▼

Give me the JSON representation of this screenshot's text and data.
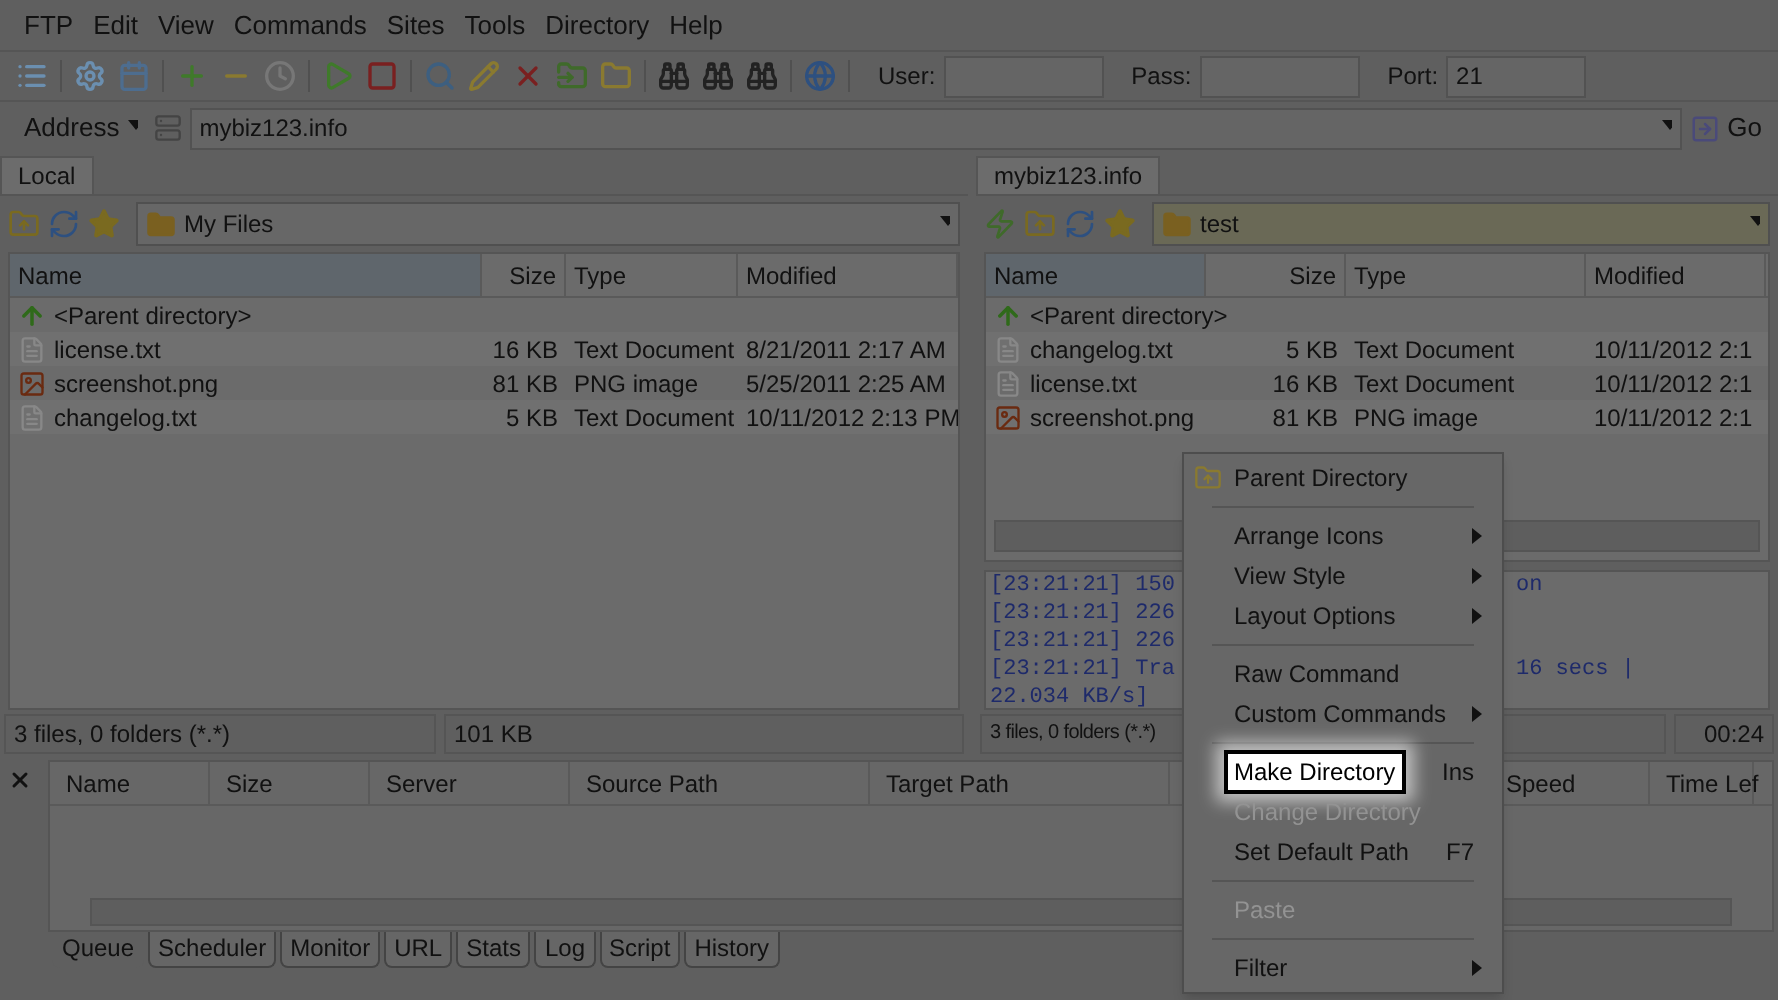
{
  "menu_bar": [
    "FTP",
    "Edit",
    "View",
    "Commands",
    "Sites",
    "Tools",
    "Directory",
    "Help"
  ],
  "toolbar": {
    "fields": [
      {
        "label": "User:"
      },
      {
        "label": "Pass:"
      },
      {
        "label": "Port:",
        "value": "21"
      }
    ]
  },
  "address_bar": {
    "label": "Address",
    "value": "mybiz123.info",
    "go": "Go"
  },
  "local_pane": {
    "tab": "Local",
    "path": "My Files",
    "columns": [
      "Name",
      "Size",
      "Type",
      "Modified"
    ],
    "rows": [
      {
        "kind": "parent",
        "name": "<Parent directory>"
      },
      {
        "kind": "text",
        "name": "license.txt",
        "size": "16 KB",
        "type": "Text Document",
        "modified": "8/21/2011 2:17 AM"
      },
      {
        "kind": "image",
        "name": "screenshot.png",
        "size": "81 KB",
        "type": "PNG image",
        "modified": "5/25/2011 2:25 AM"
      },
      {
        "kind": "text",
        "name": "changelog.txt",
        "size": "5 KB",
        "type": "Text Document",
        "modified": "10/11/2012 2:13 PM"
      }
    ],
    "status": [
      "3 files, 0 folders (*.*)",
      "101 KB"
    ]
  },
  "remote_pane": {
    "tab": "mybiz123.info",
    "path": "test",
    "columns": [
      "Name",
      "Size",
      "Type",
      "Modified"
    ],
    "rows": [
      {
        "kind": "parent",
        "name": "<Parent directory>"
      },
      {
        "kind": "text",
        "name": "changelog.txt",
        "size": "5 KB",
        "type": "Text Document",
        "modified": "10/11/2012 2:1"
      },
      {
        "kind": "text",
        "name": "license.txt",
        "size": "16 KB",
        "type": "Text Document",
        "modified": "10/11/2012 2:1"
      },
      {
        "kind": "image",
        "name": "screenshot.png",
        "size": "81 KB",
        "type": "PNG image",
        "modified": "10/11/2012 2:1"
      }
    ],
    "log": [
      {
        "text": "[23:21:21] 150",
        "tail": "on"
      },
      {
        "text": "[23:21:21] 226"
      },
      {
        "text": "[23:21:21] 226"
      },
      {
        "text": "[23:21:21] Tra",
        "tail": "16 secs |"
      },
      {
        "text": "22.034 KB/s]"
      }
    ],
    "status": [
      "3 files, 0 folders (*.*)",
      "00:24"
    ]
  },
  "queue": {
    "columns": [
      "Name",
      "Size",
      "Server",
      "Source Path",
      "Target Path",
      "Speed",
      "Time Lef"
    ],
    "tabs": [
      {
        "label": "Queue",
        "selected": true
      },
      {
        "label": "Scheduler",
        "selected": false
      },
      {
        "label": "Monitor",
        "selected": false
      },
      {
        "label": "URL",
        "selected": false
      },
      {
        "label": "Stats",
        "selected": false
      },
      {
        "label": "Log",
        "selected": false
      },
      {
        "label": "Script",
        "selected": false
      },
      {
        "label": "History",
        "selected": false
      }
    ]
  },
  "context_menu": [
    {
      "kind": "item",
      "label": "Parent Directory",
      "icon": true,
      "selected": false,
      "disabled": false,
      "submenu": false
    },
    {
      "kind": "separator"
    },
    {
      "kind": "item",
      "label": "Arrange Icons",
      "selected": false,
      "disabled": false,
      "submenu": true
    },
    {
      "kind": "item",
      "label": "View Style",
      "selected": false,
      "disabled": false,
      "submenu": true
    },
    {
      "kind": "item",
      "label": "Layout Options",
      "selected": false,
      "disabled": false,
      "submenu": true
    },
    {
      "kind": "separator"
    },
    {
      "kind": "item",
      "label": "Raw Command",
      "selected": false,
      "disabled": false,
      "submenu": false
    },
    {
      "kind": "item",
      "label": "Custom Commands",
      "selected": false,
      "disabled": false,
      "submenu": true
    },
    {
      "kind": "separator"
    },
    {
      "kind": "item",
      "label": "Make Directory",
      "shortcut": "Ins",
      "selected": true,
      "disabled": false,
      "submenu": false
    },
    {
      "kind": "item",
      "label": "Change Directory",
      "selected": false,
      "disabled": true,
      "submenu": false
    },
    {
      "kind": "item",
      "label": "Set Default Path",
      "shortcut": "F7",
      "selected": false,
      "disabled": false,
      "submenu": false
    },
    {
      "kind": "separator"
    },
    {
      "kind": "item",
      "label": "Paste",
      "selected": false,
      "disabled": true,
      "submenu": false
    },
    {
      "kind": "separator"
    },
    {
      "kind": "item",
      "label": "Filter",
      "selected": false,
      "disabled": false,
      "submenu": true
    }
  ]
}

▲

> _Prompt_
Copy all the data exactly as written, but skip any picture.

> _Task solution_
Give me the JSON representation of this screenshot's text and data.
{
  "menu_bar": [
    "FTP",
    "Edit",
    "View",
    "Commands",
    "Sites",
    "Tools",
    "Directory",
    "Help"
  ],
  "toolbar": {
    "fields": [
      {
        "label": "User:"
      },
      {
        "label": "Pass:"
      },
      {
        "label": "Port:",
        "value": "21"
      }
    ]
  },
  "address_bar": {
    "label": "Address",
    "value": "mybiz123.info",
    "go": "Go"
  },
  "local_pane": {
    "tab": "Local",
    "path": "My Files",
    "columns": [
      "Name",
      "Size",
      "Type",
      "Modified"
    ],
    "rows": [
      {
        "kind": "parent",
        "name": "<Parent directory>"
      },
      {
        "kind": "text",
        "name": "license.txt",
        "size": "16 KB",
        "type": "Text Document",
        "modified": "8/21/2011 2:17 AM"
      },
      {
        "kind": "image",
        "name": "screenshot.png",
        "size": "81 KB",
        "type": "PNG image",
        "modified": "5/25/2011 2:25 AM"
      },
      {
        "kind": "text",
        "name": "changelog.txt",
        "size": "5 KB",
        "type": "Text Document",
        "modified": "10/11/2012 2:13 PM"
      }
    ],
    "status": [
      "3 files, 0 folders (*.*)",
      "101 KB"
    ]
  },
  "remote_pane": {
    "tab": "mybiz123.info",
    "path": "test",
    "columns": [
      "Name",
      "Size",
      "Type",
      "Modified"
    ],
    "rows": [
      {
        "kind": "parent",
        "name": "<Parent directory>"
      },
      {
        "kind": "text",
        "name": "changelog.txt",
        "size": "5 KB",
        "type": "Text Document",
        "modified": "10/11/2012 2:1"
      },
      {
        "kind": "text",
        "name": "license.txt",
        "size": "16 KB",
        "type": "Text Document",
        "modified": "10/11/2012 2:1"
      },
      {
        "kind": "image",
        "name": "screenshot.png",
        "size": "81 KB",
        "type": "PNG image",
        "modified": "10/11/2012 2:1"
      }
    ],
    "log": [
      {
        "text": "[23:21:21] 150",
        "tail": "on"
      },
      {
        "text": "[23:21:21] 226"
      },
      {
        "text": "[23:21:21] 226"
      },
      {
        "text": "[23:21:21] Tra",
        "tail": "16 secs |"
      },
      {
        "text": "22.034 KB/s]"
      }
    ],
    "status": [
      "3 files, 0 folders (*.*)",
      "00:24"
    ]
  },
  "queue": {
    "columns": [
      "Name",
      "Size",
      "Server",
      "Source Path",
      "Target Path",
      "Speed",
      "Time Lef"
    ],
    "tabs": [
      {
        "label": "Queue",
        "selected": true
      },
      {
        "label": "Scheduler",
        "selected": false
      },
      {
        "label": "Monitor",
        "selected": false
      },
      {
        "label": "URL",
        "selected": false
      },
      {
        "label": "Stats",
        "selected": false
      },
      {
        "label": "Log",
        "selected": false
      },
      {
        "label": "Script",
        "selected": false
      },
      {
        "label": "History",
        "selected": false
      }
    ]
  },
  "context_menu": [
    {
      "kind": "item",
      "label": "Parent Directory",
      "icon": true,
      "selected": false,
      "disabled": false,
      "submenu": false
    },
    {
      "kind": "separator"
    },
    {
      "kind": "item",
      "label": "Arrange Icons",
      "selected": false,
      "disabled": false,
      "submenu": true
    },
    {
      "kind": "item",
      "label": "View Style",
      "selected": false,
      "disabled": false,
      "submenu": true
    },
    {
      "kind": "item",
      "label": "Layout Options",
      "selected": false,
      "disabled": false,
      "submenu": true
    },
    {
      "kind": "separator"
    },
    {
      "kind": "item",
      "label": "Raw Command",
      "selected": false,
      "disabled": false,
      "submenu": false
    },
    {
      "kind": "item",
      "label": "Custom Commands",
      "selected": false,
      "disabled": false,
      "submenu": true
    },
    {
      "kind": "separator"
    },
    {
      "kind": "item",
      "label": "Make Directory",
      "shortcut": "Ins",
      "selected": true,
      "disabled": false,
      "submenu": false
    },
    {
      "kind": "item",
      "label": "Change Directory",
      "selected": false,
      "disabled": true,
      "submenu": false
    },
    {
      "kind": "item",
      "label": "Set Default Path",
      "shortcut": "F7",
      "selected": false,
      "disabled": false,
      "submenu": false
    },
    {
      "kind": "separator"
    },
    {
      "kind": "item",
      "label": "Paste",
      "selected": false,
      "disabled": true,
      "submenu": false
    },
    {
      "kind": "separator"
    },
    {
      "kind": "item",
      "label": "Filter",
      "selected": false,
      "disabled": false,
      "submenu": true
    }
  ]
}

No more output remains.